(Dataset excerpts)
· · ·

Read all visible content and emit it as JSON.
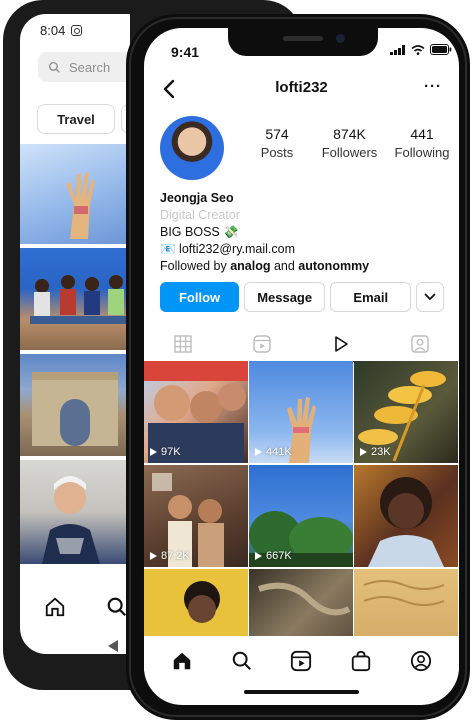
{
  "back_phone": {
    "time": "8:04",
    "search_placeholder": "Search",
    "chip_label": "Travel"
  },
  "front_phone": {
    "status": {
      "time": "9:41"
    },
    "header": {
      "username": "lofti232",
      "more": "···"
    },
    "profile": {
      "stats": [
        {
          "value": "574",
          "label": "Posts"
        },
        {
          "value": "874K",
          "label": "Followers"
        },
        {
          "value": "441",
          "label": "Following"
        }
      ],
      "name": "Jeongja Seo",
      "category": "Digital Creator",
      "bio_line": "BIG BOSS 💸",
      "email_line": "📧 lofti232@ry.mail.com",
      "followed_prefix": "Followed by ",
      "followed_user1": "analog",
      "followed_joiner": " and ",
      "followed_user2": "autonommy"
    },
    "actions": {
      "follow": "Follow",
      "message": "Message",
      "email": "Email"
    },
    "grid": [
      {
        "views": "97K",
        "color": "#c85a3c"
      },
      {
        "views": "441K",
        "color": "#6aa0e0"
      },
      {
        "views": "23K",
        "color": "#5a5a3a"
      },
      {
        "views": "",
        "color": "#6b4a3a"
      },
      {
        "views": "",
        "color": "#3c7bd0"
      },
      {
        "views": "",
        "color": "#5a3020"
      },
      {
        "views": "87.2K",
        "color": "#8a6a52"
      },
      {
        "views": "667K",
        "color": "#2f7a3a"
      },
      {
        "views": "",
        "color": "#d4b060"
      }
    ]
  },
  "colors": {
    "accent": "#0095f6",
    "text": "#111111",
    "muted": "#c8c8c8"
  }
}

· · ·

WHAT IS REQUIRED: Transcribe all entries above exactly. Drop the pictures.

SOLUTION:
Read all visible content and emit it as JSON.
{
  "back_phone": {
    "time": "8:04",
    "search_placeholder": "Search",
    "chip_label": "Travel"
  },
  "front_phone": {
    "status": {
      "time": "9:41"
    },
    "header": {
      "username": "lofti232",
      "more": "···"
    },
    "profile": {
      "stats": [
        {
          "value": "574",
          "label": "Posts"
        },
        {
          "value": "874K",
          "label": "Followers"
        },
        {
          "value": "441",
          "label": "Following"
        }
      ],
      "name": "Jeongja Seo",
      "category": "Digital Creator",
      "bio_line": "BIG BOSS 💸",
      "email_line": "📧 lofti232@ry.mail.com",
      "followed_prefix": "Followed by ",
      "followed_user1": "analog",
      "followed_joiner": " and ",
      "followed_user2": "autonommy"
    },
    "actions": {
      "follow": "Follow",
      "message": "Message",
      "email": "Email"
    },
    "grid": [
      {
        "views": "97K",
        "color": "#c85a3c"
      },
      {
        "views": "441K",
        "color": "#6aa0e0"
      },
      {
        "views": "23K",
        "color": "#5a5a3a"
      },
      {
        "views": "",
        "color": "#6b4a3a"
      },
      {
        "views": "",
        "color": "#3c7bd0"
      },
      {
        "views": "",
        "color": "#5a3020"
      },
      {
        "views": "87.2K",
        "color": "#8a6a52"
      },
      {
        "views": "667K",
        "color": "#2f7a3a"
      },
      {
        "views": "",
        "color": "#d4b060"
      }
    ]
  },
  "colors": {
    "accent": "#0095f6",
    "text": "#111111",
    "muted": "#c8c8c8"
  }
}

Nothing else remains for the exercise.